╔══
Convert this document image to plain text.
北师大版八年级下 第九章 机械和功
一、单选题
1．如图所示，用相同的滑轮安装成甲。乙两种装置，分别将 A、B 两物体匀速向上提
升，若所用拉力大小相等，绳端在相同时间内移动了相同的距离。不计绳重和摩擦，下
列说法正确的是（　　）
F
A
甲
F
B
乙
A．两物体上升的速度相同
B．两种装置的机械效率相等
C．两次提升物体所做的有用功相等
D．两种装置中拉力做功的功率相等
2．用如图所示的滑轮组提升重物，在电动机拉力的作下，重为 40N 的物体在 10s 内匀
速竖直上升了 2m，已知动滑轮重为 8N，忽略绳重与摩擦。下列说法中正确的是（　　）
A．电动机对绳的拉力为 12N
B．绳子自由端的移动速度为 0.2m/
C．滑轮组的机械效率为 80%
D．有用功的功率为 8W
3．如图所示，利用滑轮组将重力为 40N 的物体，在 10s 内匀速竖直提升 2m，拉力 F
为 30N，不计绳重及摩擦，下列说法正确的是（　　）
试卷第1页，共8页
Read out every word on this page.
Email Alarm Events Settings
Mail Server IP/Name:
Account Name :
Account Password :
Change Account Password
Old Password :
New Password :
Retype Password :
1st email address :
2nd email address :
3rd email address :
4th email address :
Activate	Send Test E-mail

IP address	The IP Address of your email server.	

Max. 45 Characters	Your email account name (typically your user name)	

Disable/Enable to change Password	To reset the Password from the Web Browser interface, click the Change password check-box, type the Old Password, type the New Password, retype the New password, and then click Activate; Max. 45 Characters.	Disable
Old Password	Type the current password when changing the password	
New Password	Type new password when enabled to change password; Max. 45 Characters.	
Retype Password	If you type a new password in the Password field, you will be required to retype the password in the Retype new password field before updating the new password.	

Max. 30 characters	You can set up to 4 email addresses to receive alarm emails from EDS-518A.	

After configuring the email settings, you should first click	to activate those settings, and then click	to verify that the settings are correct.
╚══
== OBJECTIVE ==
Write out every line of the material again, exactly as it reads.

== PROBLEM SOLUTION ==
Convert this document image to plain text.
北师大版八年级下 第九章 机械和功
一、单选题
1．如图所示，用相同的滑轮安装成甲。乙两种装置，分别将 A、B 两物体匀速向上提
升，若所用拉力大小相等，绳端在相同时间内移动了相同的距离。不计绳重和摩擦，下
列说法正确的是（　　）
F
A
甲
F
B
乙
A．两物体上升的速度相同
B．两种装置的机械效率相等
C．两次提升物体所做的有用功相等
D．两种装置中拉力做功的功率相等
2．用如图所示的滑轮组提升重物，在电动机拉力的作下，重为 40N 的物体在 10s 内匀
速竖直上升了 2m，已知动滑轮重为 8N，忽略绳重与摩擦。下列说法中正确的是（　　）
A．电动机对绳的拉力为 12N
B．绳子自由端的移动速度为 0.2m/
C．滑轮组的机械效率为 80%
D．有用功的功率为 8W
3．如图所示，利用滑轮组将重力为 40N 的物体，在 10s 内匀速竖直提升 2m，拉力 F
为 30N，不计绳重及摩擦，下列说法正确的是（　　）
试卷第1页，共8页
Read out every word on this page.
Email Alarm Events Settings
Mail Server IP/Name:
Account Name :
Account Password :
Change Account Password
Old Password :
New Password :
Retype Password :
1st email address :
2nd email address :
3rd email address :
4th email address :
Activate	Send Test E-mail

IP address	The IP Address of your email server.	

Max. 45 Characters	Your email account name (typically your user name)	

Disable/Enable to change Password	To reset the Password from the Web Browser interface, click the Change password check-box, type the Old Password, type the New Password, retype the New password, and then click Activate; Max. 45 Characters.	Disable
Old Password	Type the current password when changing the password	
New Password	Type new password when enabled to change password; Max. 45 Characters.	
Retype Password	If you type a new password in the Password field, you will be required to retype the password in the Retype new password field before updating the new password.	

Max. 30 characters	You can set up to 4 email addresses to receive alarm emails from EDS-518A.	

After configuring the email settings, you should first click	to activate those settings, and then click	to verify that the settings are correct.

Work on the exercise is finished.